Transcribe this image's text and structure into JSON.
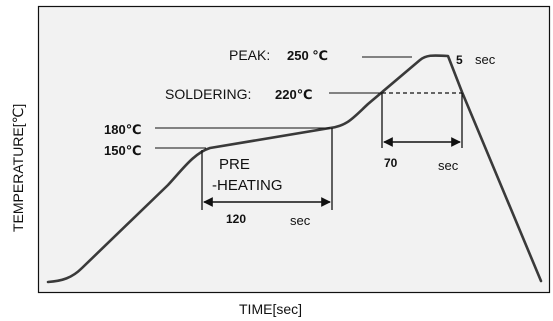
{
  "labels": {
    "y_axis": "TEMPERATURE[℃]",
    "x_axis": "TIME[sec]",
    "peak_label": "PEAK:",
    "peak_temp": "250 ℃",
    "peak_time_value": "5",
    "peak_time_unit": "sec",
    "soldering_label": "SOLDERING:",
    "soldering_temp": "220℃",
    "preheat_upper_temp": "180℃",
    "preheat_lower_temp": "150℃",
    "preheat_line1": "PRE",
    "preheat_line2": "-HEATING",
    "preheat_time_value": "120",
    "preheat_time_unit": "sec",
    "soldering_time_value": "70",
    "soldering_time_unit": "sec"
  },
  "colors": {
    "panel_fill": "#f2f2f2",
    "line": "#111111",
    "curve": "#3a3a3a",
    "text": "#111111"
  }
}
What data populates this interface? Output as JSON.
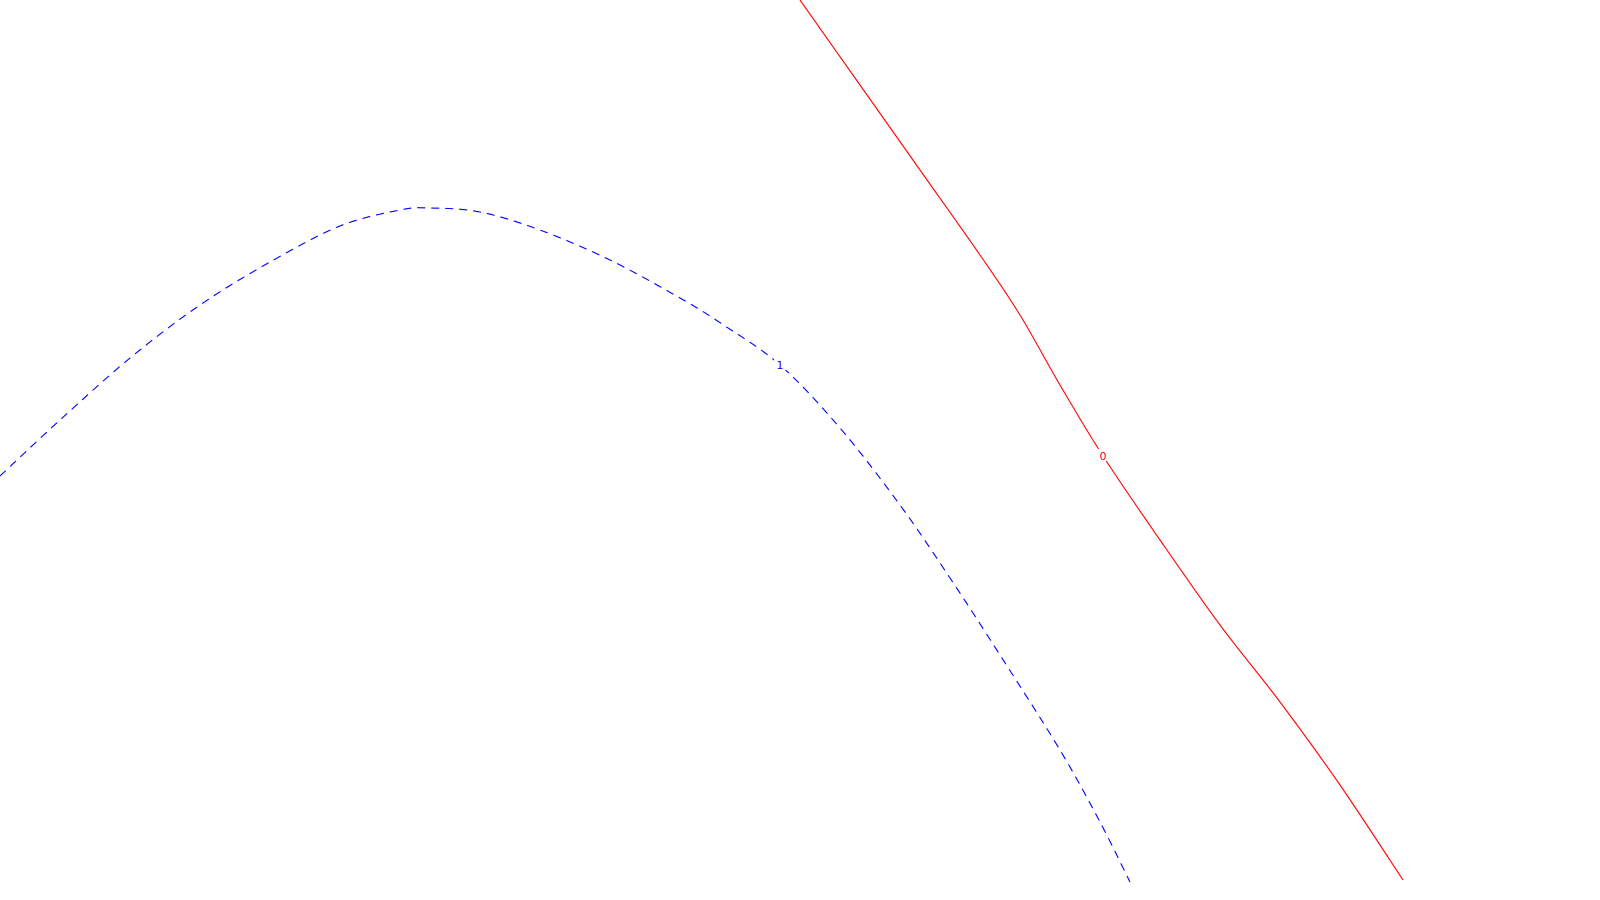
{
  "chart_data": {
    "type": "line",
    "title": "",
    "xlabel": "",
    "ylabel": "",
    "grid": false,
    "legend": "none",
    "series": [
      {
        "label": "0",
        "color": "#ff0000",
        "style": "solid",
        "points": [
          [
            800,
            0
          ],
          [
            860,
            85
          ],
          [
            920,
            170
          ],
          [
            980,
            255
          ],
          [
            1020,
            315
          ],
          [
            1060,
            385
          ],
          [
            1103,
            456
          ],
          [
            1160,
            540
          ],
          [
            1220,
            625
          ],
          [
            1280,
            702
          ],
          [
            1340,
            785
          ],
          [
            1403,
            880
          ]
        ]
      },
      {
        "label": "1",
        "color": "#0000ff",
        "style": "dashed",
        "points": [
          [
            0,
            476
          ],
          [
            60,
            420
          ],
          [
            130,
            358
          ],
          [
            200,
            305
          ],
          [
            270,
            262
          ],
          [
            340,
            226
          ],
          [
            400,
            210
          ],
          [
            430,
            208
          ],
          [
            480,
            212
          ],
          [
            540,
            230
          ],
          [
            610,
            260
          ],
          [
            680,
            298
          ],
          [
            722,
            324
          ],
          [
            780,
            365
          ],
          [
            840,
            428
          ],
          [
            900,
            505
          ],
          [
            950,
            578
          ],
          [
            1000,
            655
          ],
          [
            1060,
            750
          ],
          [
            1100,
            822
          ],
          [
            1130,
            882
          ]
        ]
      }
    ]
  }
}
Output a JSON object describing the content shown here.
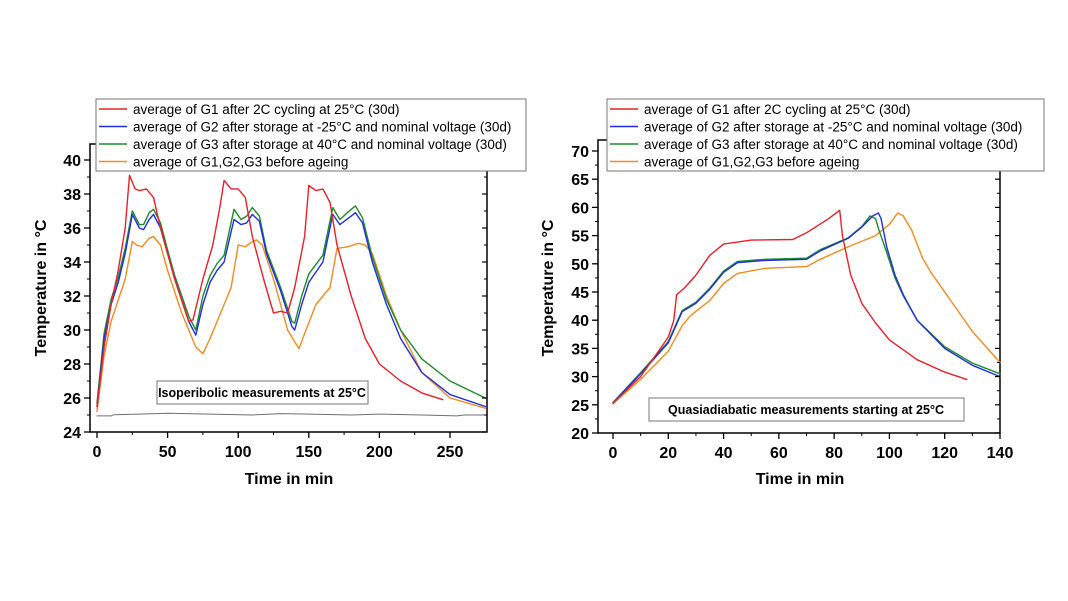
{
  "chart_data": [
    {
      "type": "line",
      "title": "",
      "xlabel": "Time in min",
      "ylabel": "Temperature in °C",
      "xlim": [
        -3,
        275
      ],
      "ylim": [
        24,
        41
      ],
      "xticks": [
        0,
        50,
        100,
        150,
        200,
        250
      ],
      "xtick_labels": [
        "0",
        "50",
        "100",
        "150",
        "200",
        "250"
      ],
      "yticks": [
        24,
        26,
        28,
        30,
        32,
        34,
        36,
        38,
        40
      ],
      "ytick_labels": [
        "24",
        "26",
        "28",
        "30",
        "32",
        "34",
        "36",
        "38",
        "40"
      ],
      "grid": false,
      "legend_position": "top",
      "annotation": "Isoperibolic measurements at 25°C",
      "series": [
        {
          "name": "average of G1 after 2C cycling at 25°C (30d)",
          "color": "#e8202a",
          "x": [
            0,
            5,
            10,
            15,
            20,
            23,
            27,
            30,
            35,
            40,
            45,
            55,
            65,
            68,
            75,
            82,
            87,
            90,
            95,
            100,
            105,
            110,
            118,
            125,
            130,
            135,
            140,
            147,
            150,
            155,
            160,
            165,
            170,
            180,
            190,
            200,
            215,
            230,
            245
          ],
          "y": [
            25.5,
            29,
            31.5,
            33.5,
            36,
            39.1,
            38.3,
            38.2,
            38.3,
            37.8,
            36,
            33,
            30.5,
            30.6,
            33,
            35,
            37.2,
            38.8,
            38.3,
            38.3,
            37.8,
            35.5,
            33,
            31,
            31.1,
            31,
            32.5,
            35.5,
            38.5,
            38.2,
            38.3,
            37.5,
            35,
            32,
            29.5,
            28,
            27,
            26.3,
            25.9
          ]
        },
        {
          "name": "average of G2 after storage at -25°C and nominal voltage (30d)",
          "color": "#1f2ee0",
          "x": [
            0,
            5,
            10,
            15,
            20,
            25,
            30,
            33,
            37,
            40,
            45,
            50,
            55,
            65,
            70,
            75,
            80,
            85,
            90,
            97,
            102,
            106,
            110,
            115,
            120,
            130,
            138,
            140,
            145,
            150,
            160,
            167,
            172,
            180,
            183,
            188,
            195,
            205,
            215,
            230,
            250,
            275
          ],
          "y": [
            25.5,
            29.5,
            31.5,
            32.8,
            34.5,
            36.8,
            36,
            35.9,
            36.5,
            36.8,
            36,
            34.5,
            33,
            30.5,
            29.7,
            31.5,
            32.8,
            33.5,
            34,
            36.5,
            36.2,
            36.3,
            36.8,
            36.4,
            34.5,
            32.3,
            30.2,
            30,
            31.5,
            32.8,
            34,
            36.8,
            36.2,
            36.7,
            36.9,
            36.3,
            34,
            31.5,
            29.5,
            27.5,
            26.2,
            25.5
          ]
        },
        {
          "name": "average of G3 after storage at 40°C and nominal voltage (30d)",
          "color": "#1e8a2a",
          "x": [
            0,
            5,
            10,
            15,
            20,
            25,
            30,
            33,
            37,
            40,
            45,
            50,
            55,
            65,
            70,
            75,
            80,
            85,
            90,
            97,
            102,
            106,
            110,
            115,
            120,
            130,
            138,
            140,
            145,
            150,
            160,
            167,
            172,
            180,
            183,
            188,
            195,
            205,
            215,
            230,
            250,
            275
          ],
          "y": [
            25.7,
            29.8,
            31.8,
            33.1,
            34.8,
            37,
            36.2,
            36.2,
            36.9,
            37.1,
            36.3,
            34.7,
            33.2,
            30.8,
            30,
            32,
            33.2,
            33.9,
            34.4,
            37.1,
            36.5,
            36.7,
            37.2,
            36.7,
            34.7,
            32.5,
            30.5,
            30.4,
            32,
            33.3,
            34.4,
            37.2,
            36.5,
            37.1,
            37.3,
            36.6,
            34.3,
            31.8,
            30,
            28.3,
            27,
            26
          ]
        },
        {
          "name": "average of G1,G2,G3 before ageing",
          "color": "#f58a1f",
          "x": [
            0,
            5,
            10,
            20,
            25,
            28,
            32,
            37,
            40,
            45,
            50,
            60,
            70,
            75,
            80,
            90,
            95,
            100,
            105,
            110,
            113,
            117,
            125,
            135,
            143,
            148,
            155,
            165,
            170,
            178,
            185,
            190,
            195,
            205,
            215,
            230,
            250,
            275
          ],
          "y": [
            25.2,
            28.5,
            30.5,
            33,
            35.2,
            35,
            34.9,
            35.4,
            35.5,
            35,
            33.5,
            31,
            29,
            28.6,
            29.5,
            31.5,
            32.5,
            35,
            34.9,
            35.2,
            35.3,
            35,
            33,
            30,
            28.9,
            30,
            31.5,
            32.5,
            34.8,
            34.9,
            35.1,
            35,
            34.5,
            32,
            30,
            27.5,
            26,
            25.4
          ]
        },
        {
          "name": "ambient reference (unlabeled)",
          "color": "#707070",
          "x": [
            0,
            10,
            12,
            30,
            50,
            80,
            110,
            130,
            150,
            180,
            200,
            230,
            255,
            260,
            275
          ],
          "y": [
            24.95,
            24.95,
            25.02,
            25.05,
            25.1,
            25.05,
            25.0,
            25.08,
            25.05,
            25.0,
            25.05,
            25.0,
            24.95,
            25.0,
            25.0
          ]
        }
      ]
    },
    {
      "type": "line",
      "title": "",
      "xlabel": "Time in min",
      "ylabel": "Temperature in °C",
      "xlim": [
        -5,
        140
      ],
      "ylim": [
        20,
        72
      ],
      "xticks": [
        0,
        20,
        40,
        60,
        80,
        100,
        120,
        140
      ],
      "xtick_labels": [
        "0",
        "20",
        "40",
        "60",
        "80",
        "100",
        "120",
        "140"
      ],
      "yticks": [
        20,
        25,
        30,
        35,
        40,
        45,
        50,
        55,
        60,
        65,
        70
      ],
      "ytick_labels": [
        "20",
        "25",
        "30",
        "35",
        "40",
        "45",
        "50",
        "55",
        "60",
        "65",
        "70"
      ],
      "grid": false,
      "legend_position": "top",
      "annotation": "Quasiadiabatic measurements starting at 25°C",
      "series": [
        {
          "name": "average of G1 after 2C cycling at 25°C (30d)",
          "color": "#e8202a",
          "x": [
            0,
            10,
            20,
            22,
            23,
            26,
            30,
            35,
            40,
            50,
            65,
            70,
            78,
            82,
            83,
            86,
            90,
            95,
            100,
            110,
            120,
            128
          ],
          "y": [
            25.3,
            30,
            37,
            40,
            44.5,
            45.8,
            48,
            51.5,
            53.5,
            54.2,
            54.3,
            55.5,
            58,
            59.5,
            55,
            48,
            43,
            39.5,
            36.5,
            33,
            30.8,
            29.5
          ]
        },
        {
          "name": "average of G2 after storage at -25°C and nominal voltage (30d)",
          "color": "#1f2ee0",
          "x": [
            0,
            10,
            20,
            25,
            30,
            35,
            40,
            45,
            55,
            70,
            75,
            85,
            90,
            94,
            96,
            97,
            99,
            102,
            105,
            110,
            120,
            130,
            140
          ],
          "y": [
            25.3,
            30.5,
            36,
            41.5,
            43,
            45.5,
            48.5,
            50.2,
            50.6,
            50.8,
            52.3,
            54.5,
            56.5,
            58.5,
            59,
            58,
            53,
            48,
            44.5,
            40,
            35,
            32,
            30
          ]
        },
        {
          "name": "average of G3 after storage at 40°C and nominal voltage (30d)",
          "color": "#1e8a2a",
          "x": [
            0,
            10,
            20,
            25,
            30,
            35,
            40,
            45,
            55,
            70,
            75,
            85,
            90,
            93,
            95,
            96,
            99,
            102,
            105,
            110,
            120,
            130,
            140
          ],
          "y": [
            25.4,
            30.7,
            36.2,
            41.7,
            43.2,
            45.7,
            48.7,
            50.4,
            50.8,
            51,
            52.5,
            54.6,
            56.6,
            58.5,
            58,
            56.3,
            52,
            47.5,
            44.3,
            40,
            35.3,
            32.4,
            30.5
          ]
        },
        {
          "name": "average of G1,G2,G3 before ageing",
          "color": "#f58a1f",
          "x": [
            0,
            10,
            20,
            25,
            28,
            35,
            40,
            45,
            55,
            70,
            75,
            85,
            95,
            100,
            103,
            105,
            108,
            112,
            115,
            120,
            130,
            140
          ],
          "y": [
            25.2,
            29.5,
            34.5,
            39,
            40.8,
            43.5,
            46.5,
            48.3,
            49.2,
            49.5,
            50.8,
            53,
            55,
            57,
            59,
            58.5,
            56,
            51,
            48.5,
            45,
            38,
            32.5
          ]
        }
      ]
    }
  ]
}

——————————

List the lines that contain the word "measurements".

#### Answer for the task:
      "annotation": "Isoperibolic measurements at 25°C",
      "annotation": "Quasiadiabatic measurements starting at 25°C",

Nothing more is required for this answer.